start
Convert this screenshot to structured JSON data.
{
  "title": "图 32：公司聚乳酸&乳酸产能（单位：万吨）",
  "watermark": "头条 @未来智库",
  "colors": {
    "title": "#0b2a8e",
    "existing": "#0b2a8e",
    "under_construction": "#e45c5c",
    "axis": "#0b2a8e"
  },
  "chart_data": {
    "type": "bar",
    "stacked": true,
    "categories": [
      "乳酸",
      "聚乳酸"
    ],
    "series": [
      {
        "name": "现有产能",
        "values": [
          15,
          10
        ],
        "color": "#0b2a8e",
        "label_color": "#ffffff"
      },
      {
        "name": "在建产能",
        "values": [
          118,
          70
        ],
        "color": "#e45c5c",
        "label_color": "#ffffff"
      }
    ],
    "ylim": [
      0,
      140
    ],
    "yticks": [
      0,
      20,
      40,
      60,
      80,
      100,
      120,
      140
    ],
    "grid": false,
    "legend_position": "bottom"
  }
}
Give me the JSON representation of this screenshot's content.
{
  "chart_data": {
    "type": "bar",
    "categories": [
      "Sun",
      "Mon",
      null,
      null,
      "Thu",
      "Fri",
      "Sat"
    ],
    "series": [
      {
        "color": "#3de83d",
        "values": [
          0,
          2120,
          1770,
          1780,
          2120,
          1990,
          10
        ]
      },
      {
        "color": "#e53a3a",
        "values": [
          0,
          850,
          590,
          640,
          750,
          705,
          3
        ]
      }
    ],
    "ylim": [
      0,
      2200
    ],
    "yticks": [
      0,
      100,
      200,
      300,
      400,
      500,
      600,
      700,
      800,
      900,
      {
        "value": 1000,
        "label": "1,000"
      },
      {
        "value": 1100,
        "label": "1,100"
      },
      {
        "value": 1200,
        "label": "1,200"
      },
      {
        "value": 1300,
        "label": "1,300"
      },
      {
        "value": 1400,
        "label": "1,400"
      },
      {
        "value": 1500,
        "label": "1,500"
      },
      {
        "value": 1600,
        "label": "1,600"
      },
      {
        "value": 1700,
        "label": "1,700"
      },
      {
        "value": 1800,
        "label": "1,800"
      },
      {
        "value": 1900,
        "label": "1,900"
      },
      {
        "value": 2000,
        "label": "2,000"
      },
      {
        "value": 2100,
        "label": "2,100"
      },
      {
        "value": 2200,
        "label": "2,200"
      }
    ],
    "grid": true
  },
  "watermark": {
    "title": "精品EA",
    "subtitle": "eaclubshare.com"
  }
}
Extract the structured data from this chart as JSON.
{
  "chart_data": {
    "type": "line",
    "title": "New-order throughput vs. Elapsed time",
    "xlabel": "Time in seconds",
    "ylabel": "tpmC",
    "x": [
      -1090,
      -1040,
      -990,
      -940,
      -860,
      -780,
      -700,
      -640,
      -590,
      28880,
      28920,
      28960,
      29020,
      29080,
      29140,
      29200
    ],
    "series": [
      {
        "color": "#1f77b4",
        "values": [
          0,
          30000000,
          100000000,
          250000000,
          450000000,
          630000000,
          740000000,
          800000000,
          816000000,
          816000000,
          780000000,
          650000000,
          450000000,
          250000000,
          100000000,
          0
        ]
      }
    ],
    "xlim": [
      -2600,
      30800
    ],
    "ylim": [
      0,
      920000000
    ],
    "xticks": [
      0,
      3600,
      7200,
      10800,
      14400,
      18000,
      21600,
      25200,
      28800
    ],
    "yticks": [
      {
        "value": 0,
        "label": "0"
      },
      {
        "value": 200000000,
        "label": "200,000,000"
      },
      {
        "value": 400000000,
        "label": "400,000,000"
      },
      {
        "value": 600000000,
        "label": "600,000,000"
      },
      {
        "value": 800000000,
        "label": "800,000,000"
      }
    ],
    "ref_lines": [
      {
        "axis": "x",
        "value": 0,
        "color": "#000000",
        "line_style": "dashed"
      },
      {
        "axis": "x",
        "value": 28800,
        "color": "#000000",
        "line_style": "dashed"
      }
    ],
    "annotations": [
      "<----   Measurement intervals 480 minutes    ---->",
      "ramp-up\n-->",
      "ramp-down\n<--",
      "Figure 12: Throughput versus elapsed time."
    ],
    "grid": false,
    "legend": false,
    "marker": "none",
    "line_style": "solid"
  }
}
end
**INSTRUCTION**
List all lines from the entries that include the word "structured".

**EXERCISE OUTPUT**
Convert this screenshot to structured JSON data.
Extract the structured data from this chart as JSON.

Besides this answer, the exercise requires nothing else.